Set problem - Transcribe all the records exactly and omit any images they hold.

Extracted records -
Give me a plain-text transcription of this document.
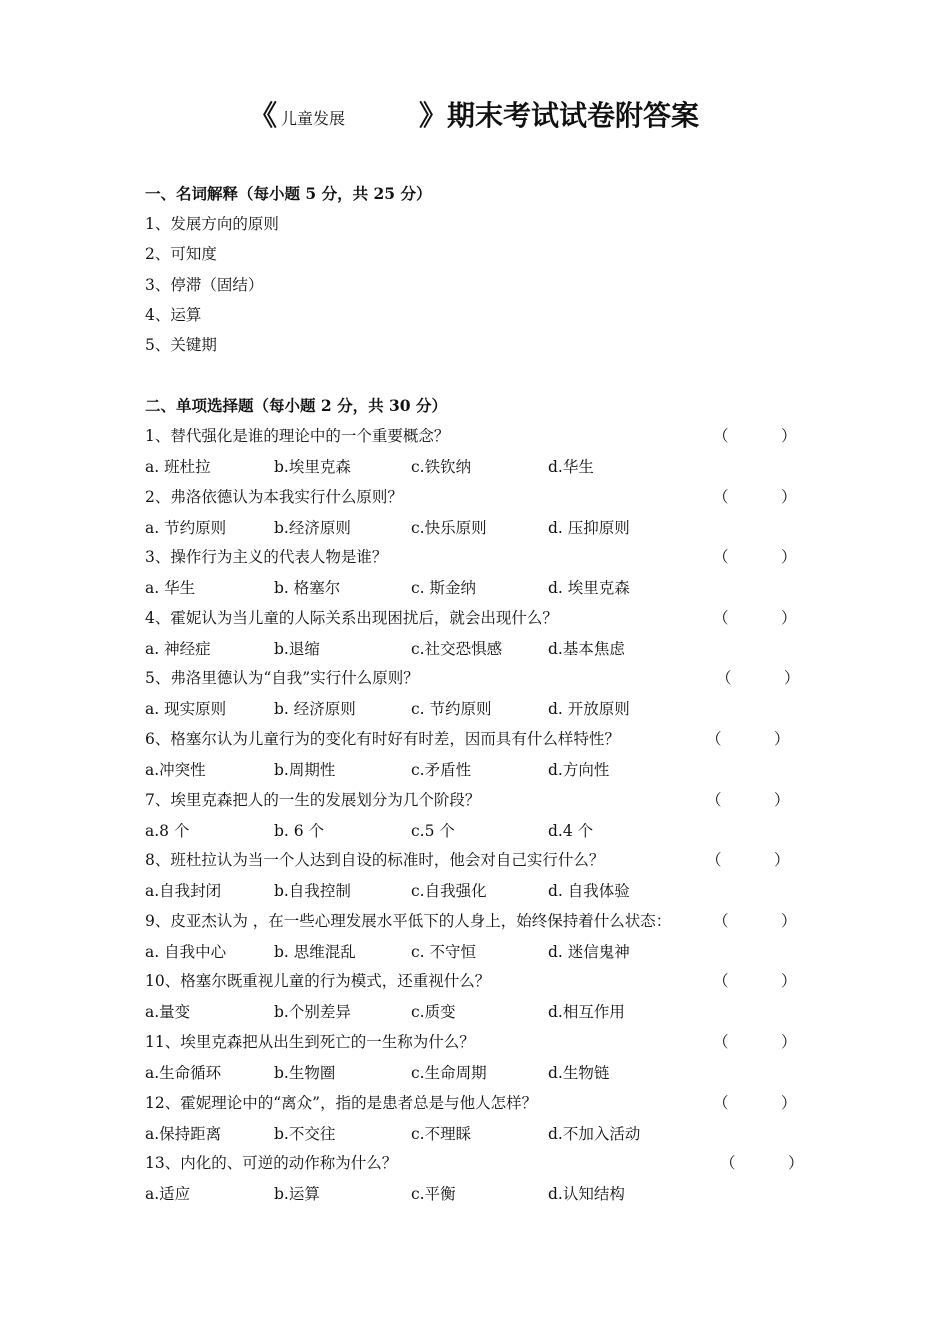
《 儿童发展	》期末考试试卷附答案
一、名词解释（每小题 5 分，共 25 分）
1、发展方向的原则
2、可知度
3、停滞（固结）
4、运算
5、关键期
二、单项选择题（每小题 2 分，共 30 分）
1、替代强化是谁的理论中的一个重要概念？	（	）
a. 班杜拉	b.埃里克森	c.铁钦纳	d.华生
2、弗洛依德认为本我实行什么原则？	（	）
a. 节约原则	b.经济原则	c.快乐原则	d. 压抑原则
3、操作行为主义的代表人物是谁？	（	）
a. 华生	b. 格塞尔	c. 斯金纳	d. 埃里克森
4、霍妮认为当儿童的人际关系出现困扰后，就会出现什么？	（	）
a. 神经症	b.退缩	c.社交恐惧感	d.基本焦虑
5、弗洛里德认为“自我”实行什么原则？	（	）
a. 现实原则	b. 经济原则	c. 节约原则	d. 开放原则
6、格塞尔认为儿童行为的变化有时好有时差，因而具有什么样特性？	（	）
a.冲突性	b.周期性	c.矛盾性	d.方向性
7、埃里克森把人的一生的发展划分为几个阶段？	（	）
a.8 个	b. 6 个	c.5 个	d.4 个
8、班杜拉认为当一个人达到自设的标准时，他会对自己实行什么？	（	）
a.自我封闭	b.自我控制	c.自我强化	d. 自我体验
9、皮亚杰认为 ，在一些心理发展水平低下的人身上，始终保持着什么状态：	（	）
a. 自我中心	b. 思维混乱	c. 不守恒	d. 迷信鬼神
10、格塞尔既重视儿童的行为模式，还重视什么？	（	）
a.量变	b.个别差异	c.质变	d.相互作用
11、埃里克森把从出生到死亡的一生称为什么？	（	）
a.生命循环	b.生物圈	c.生命周期	d.生物链
12、霍妮理论中的“离众”，指的是患者总是与他人怎样？	（	）
a.保持距离	b.不交往	c.不理睬	d.不加入活动
13、内化的、可逆的动作称为什么？	（	）
a.适应	b.运算	c.平衡	d.认知结构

The completed task -
Give me a plain-text transcription of this document.
《 儿童发展	》期末考试试卷附答案
一、名词解释（每小题 5 分，共 25 分）
1、发展方向的原则
2、可知度
3、停滞（固结）
4、运算
5、关键期
二、单项选择题（每小题 2 分，共 30 分）
1、替代强化是谁的理论中的一个重要概念？	（	）
a. 班杜拉	b.埃里克森	c.铁钦纳	d.华生
2、弗洛依德认为本我实行什么原则？	（	）
a. 节约原则	b.经济原则	c.快乐原则	d. 压抑原则
3、操作行为主义的代表人物是谁？	（	）
a. 华生	b. 格塞尔	c. 斯金纳	d. 埃里克森
4、霍妮认为当儿童的人际关系出现困扰后，就会出现什么？	（	）
a. 神经症	b.退缩	c.社交恐惧感	d.基本焦虑
5、弗洛里德认为“自我”实行什么原则？	（	）
a. 现实原则	b. 经济原则	c. 节约原则	d. 开放原则
6、格塞尔认为儿童行为的变化有时好有时差，因而具有什么样特性？	（	）
a.冲突性	b.周期性	c.矛盾性	d.方向性
7、埃里克森把人的一生的发展划分为几个阶段？	（	）
a.8 个	b. 6 个	c.5 个	d.4 个
8、班杜拉认为当一个人达到自设的标准时，他会对自己实行什么？	（	）
a.自我封闭	b.自我控制	c.自我强化	d. 自我体验
9、皮亚杰认为 ，在一些心理发展水平低下的人身上，始终保持着什么状态：	（	）
a. 自我中心	b. 思维混乱	c. 不守恒	d. 迷信鬼神
10、格塞尔既重视儿童的行为模式，还重视什么？	（	）
a.量变	b.个别差异	c.质变	d.相互作用
11、埃里克森把从出生到死亡的一生称为什么？	（	）
a.生命循环	b.生物圈	c.生命周期	d.生物链
12、霍妮理论中的“离众”，指的是患者总是与他人怎样？	（	）
a.保持距离	b.不交往	c.不理睬	d.不加入活动
13、内化的、可逆的动作称为什么？	（	）
a.适应	b.运算	c.平衡	d.认知结构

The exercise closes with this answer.